**DATA SUPPLIED**.
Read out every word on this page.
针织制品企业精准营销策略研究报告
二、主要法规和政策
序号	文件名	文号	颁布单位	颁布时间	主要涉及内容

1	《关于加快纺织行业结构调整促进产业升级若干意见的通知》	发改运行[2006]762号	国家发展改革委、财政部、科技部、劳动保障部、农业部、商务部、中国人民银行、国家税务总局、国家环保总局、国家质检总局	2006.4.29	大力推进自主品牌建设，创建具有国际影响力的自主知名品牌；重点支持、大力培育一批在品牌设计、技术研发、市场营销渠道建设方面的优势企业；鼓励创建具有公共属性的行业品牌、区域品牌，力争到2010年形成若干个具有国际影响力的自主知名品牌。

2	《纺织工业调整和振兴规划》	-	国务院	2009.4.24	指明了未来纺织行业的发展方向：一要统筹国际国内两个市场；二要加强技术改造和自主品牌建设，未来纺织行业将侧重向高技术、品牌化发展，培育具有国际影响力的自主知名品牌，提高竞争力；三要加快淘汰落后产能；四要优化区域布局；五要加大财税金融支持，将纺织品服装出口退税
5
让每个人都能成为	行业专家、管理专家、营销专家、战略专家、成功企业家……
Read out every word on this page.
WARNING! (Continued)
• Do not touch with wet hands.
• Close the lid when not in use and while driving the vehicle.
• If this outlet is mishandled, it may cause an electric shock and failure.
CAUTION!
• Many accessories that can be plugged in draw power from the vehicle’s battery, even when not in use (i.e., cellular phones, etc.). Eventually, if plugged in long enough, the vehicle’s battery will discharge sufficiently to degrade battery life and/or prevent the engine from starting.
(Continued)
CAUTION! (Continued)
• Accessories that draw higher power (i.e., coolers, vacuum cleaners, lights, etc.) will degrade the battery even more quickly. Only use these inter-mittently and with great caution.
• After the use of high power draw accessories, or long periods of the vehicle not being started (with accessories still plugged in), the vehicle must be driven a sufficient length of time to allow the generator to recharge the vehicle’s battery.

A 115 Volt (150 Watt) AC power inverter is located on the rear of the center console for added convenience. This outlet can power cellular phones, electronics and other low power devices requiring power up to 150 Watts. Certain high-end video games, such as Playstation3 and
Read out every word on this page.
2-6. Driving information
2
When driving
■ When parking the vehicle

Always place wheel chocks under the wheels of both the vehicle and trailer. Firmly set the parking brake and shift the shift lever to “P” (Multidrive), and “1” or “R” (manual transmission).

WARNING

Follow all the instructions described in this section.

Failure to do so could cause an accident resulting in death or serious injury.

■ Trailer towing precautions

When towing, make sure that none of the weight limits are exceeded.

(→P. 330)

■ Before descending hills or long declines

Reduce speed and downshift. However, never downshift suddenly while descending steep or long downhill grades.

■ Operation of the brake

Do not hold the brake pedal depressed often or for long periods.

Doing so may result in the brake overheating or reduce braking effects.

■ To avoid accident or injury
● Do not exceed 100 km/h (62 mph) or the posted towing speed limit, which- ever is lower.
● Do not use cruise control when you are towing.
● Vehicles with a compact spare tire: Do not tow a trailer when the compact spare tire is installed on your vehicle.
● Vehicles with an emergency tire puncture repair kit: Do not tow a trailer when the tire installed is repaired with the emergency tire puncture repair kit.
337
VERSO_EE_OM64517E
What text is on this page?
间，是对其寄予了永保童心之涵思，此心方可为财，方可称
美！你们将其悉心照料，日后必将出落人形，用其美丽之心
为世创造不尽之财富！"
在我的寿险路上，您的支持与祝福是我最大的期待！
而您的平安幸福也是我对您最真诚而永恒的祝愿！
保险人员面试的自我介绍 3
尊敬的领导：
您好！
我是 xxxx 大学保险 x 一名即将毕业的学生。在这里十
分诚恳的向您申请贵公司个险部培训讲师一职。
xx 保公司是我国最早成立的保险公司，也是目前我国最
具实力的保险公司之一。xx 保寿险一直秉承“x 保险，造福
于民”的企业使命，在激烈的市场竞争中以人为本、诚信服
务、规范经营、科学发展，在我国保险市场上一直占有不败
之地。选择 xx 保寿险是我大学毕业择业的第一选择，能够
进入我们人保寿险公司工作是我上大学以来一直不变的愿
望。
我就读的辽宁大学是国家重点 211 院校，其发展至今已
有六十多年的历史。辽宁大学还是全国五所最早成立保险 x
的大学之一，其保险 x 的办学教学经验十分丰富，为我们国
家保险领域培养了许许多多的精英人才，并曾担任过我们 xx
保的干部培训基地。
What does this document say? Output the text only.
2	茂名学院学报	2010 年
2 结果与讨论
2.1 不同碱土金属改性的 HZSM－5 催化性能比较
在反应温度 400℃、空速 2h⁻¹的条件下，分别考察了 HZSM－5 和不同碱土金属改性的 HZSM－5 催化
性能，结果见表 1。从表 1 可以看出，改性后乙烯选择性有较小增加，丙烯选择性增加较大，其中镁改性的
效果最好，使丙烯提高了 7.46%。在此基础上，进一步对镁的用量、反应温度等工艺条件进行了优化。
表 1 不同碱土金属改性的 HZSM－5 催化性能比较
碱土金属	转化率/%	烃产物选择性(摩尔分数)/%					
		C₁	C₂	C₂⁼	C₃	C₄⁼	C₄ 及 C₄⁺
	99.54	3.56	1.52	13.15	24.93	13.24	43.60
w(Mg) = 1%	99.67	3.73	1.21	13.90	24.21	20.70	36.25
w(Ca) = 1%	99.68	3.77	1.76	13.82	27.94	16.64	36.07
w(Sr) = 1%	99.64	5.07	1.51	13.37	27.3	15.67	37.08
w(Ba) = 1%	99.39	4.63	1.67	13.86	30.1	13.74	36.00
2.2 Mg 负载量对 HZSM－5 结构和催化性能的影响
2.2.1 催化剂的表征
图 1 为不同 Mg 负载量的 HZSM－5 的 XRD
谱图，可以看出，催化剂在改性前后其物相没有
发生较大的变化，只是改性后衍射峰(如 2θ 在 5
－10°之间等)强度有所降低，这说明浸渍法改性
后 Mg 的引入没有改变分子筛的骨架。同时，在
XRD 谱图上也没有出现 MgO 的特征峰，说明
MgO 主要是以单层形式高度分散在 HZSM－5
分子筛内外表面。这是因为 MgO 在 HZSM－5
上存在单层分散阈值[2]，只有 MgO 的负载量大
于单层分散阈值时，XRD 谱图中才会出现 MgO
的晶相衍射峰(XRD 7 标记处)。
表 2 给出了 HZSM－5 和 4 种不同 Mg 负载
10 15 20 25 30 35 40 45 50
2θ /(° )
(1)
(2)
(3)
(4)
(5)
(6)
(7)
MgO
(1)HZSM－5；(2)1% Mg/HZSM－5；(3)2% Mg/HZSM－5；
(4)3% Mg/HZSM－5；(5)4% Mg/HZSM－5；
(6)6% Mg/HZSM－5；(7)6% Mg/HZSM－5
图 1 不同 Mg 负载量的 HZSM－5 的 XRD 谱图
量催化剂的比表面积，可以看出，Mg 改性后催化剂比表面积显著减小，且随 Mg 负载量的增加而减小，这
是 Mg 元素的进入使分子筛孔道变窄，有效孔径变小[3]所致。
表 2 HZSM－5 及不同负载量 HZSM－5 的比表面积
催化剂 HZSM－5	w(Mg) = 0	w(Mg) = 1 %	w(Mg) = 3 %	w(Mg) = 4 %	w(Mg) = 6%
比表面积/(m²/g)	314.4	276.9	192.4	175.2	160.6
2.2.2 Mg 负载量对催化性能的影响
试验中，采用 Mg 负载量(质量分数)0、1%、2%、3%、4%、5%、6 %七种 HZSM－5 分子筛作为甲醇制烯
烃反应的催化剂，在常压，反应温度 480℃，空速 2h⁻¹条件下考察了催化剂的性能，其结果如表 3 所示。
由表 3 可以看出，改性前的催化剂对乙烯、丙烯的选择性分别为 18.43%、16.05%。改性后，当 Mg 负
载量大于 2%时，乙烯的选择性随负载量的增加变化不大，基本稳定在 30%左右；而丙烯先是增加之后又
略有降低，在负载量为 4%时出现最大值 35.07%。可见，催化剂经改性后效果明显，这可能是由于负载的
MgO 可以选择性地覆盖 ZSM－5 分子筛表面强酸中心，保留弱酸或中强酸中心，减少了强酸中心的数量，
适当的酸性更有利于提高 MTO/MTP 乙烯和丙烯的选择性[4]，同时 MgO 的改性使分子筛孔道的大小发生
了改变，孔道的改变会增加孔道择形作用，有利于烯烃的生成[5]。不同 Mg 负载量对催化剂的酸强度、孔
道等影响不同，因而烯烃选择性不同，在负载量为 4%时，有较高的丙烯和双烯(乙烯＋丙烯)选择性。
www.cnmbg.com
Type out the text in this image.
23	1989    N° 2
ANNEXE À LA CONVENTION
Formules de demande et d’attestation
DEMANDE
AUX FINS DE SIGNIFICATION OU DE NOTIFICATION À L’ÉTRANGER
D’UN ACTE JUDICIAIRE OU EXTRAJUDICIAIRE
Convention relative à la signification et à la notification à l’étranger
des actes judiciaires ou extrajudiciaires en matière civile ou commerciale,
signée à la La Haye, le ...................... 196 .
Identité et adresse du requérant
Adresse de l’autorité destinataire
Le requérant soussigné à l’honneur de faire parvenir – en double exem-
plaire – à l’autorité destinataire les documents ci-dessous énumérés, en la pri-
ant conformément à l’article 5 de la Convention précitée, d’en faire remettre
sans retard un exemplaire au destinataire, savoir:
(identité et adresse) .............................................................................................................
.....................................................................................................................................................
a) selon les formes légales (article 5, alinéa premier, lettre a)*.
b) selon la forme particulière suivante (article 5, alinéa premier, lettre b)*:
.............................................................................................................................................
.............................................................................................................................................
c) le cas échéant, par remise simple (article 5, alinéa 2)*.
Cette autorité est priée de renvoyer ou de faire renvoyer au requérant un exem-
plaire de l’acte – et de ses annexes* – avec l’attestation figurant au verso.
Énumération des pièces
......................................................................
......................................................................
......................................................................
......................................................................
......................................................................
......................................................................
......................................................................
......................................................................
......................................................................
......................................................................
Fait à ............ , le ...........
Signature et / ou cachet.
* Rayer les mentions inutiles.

**TASK DETAILS**.
Isolate the lines that hold the word "lettre" and copy all of them.

**OUTPUT FOR THIS TASK**.
a) selon les formes légales (article 5, alinéa premier, lettre a)*.
b) selon la forme particulière suivante (article 5, alinéa premier, lettre b)*:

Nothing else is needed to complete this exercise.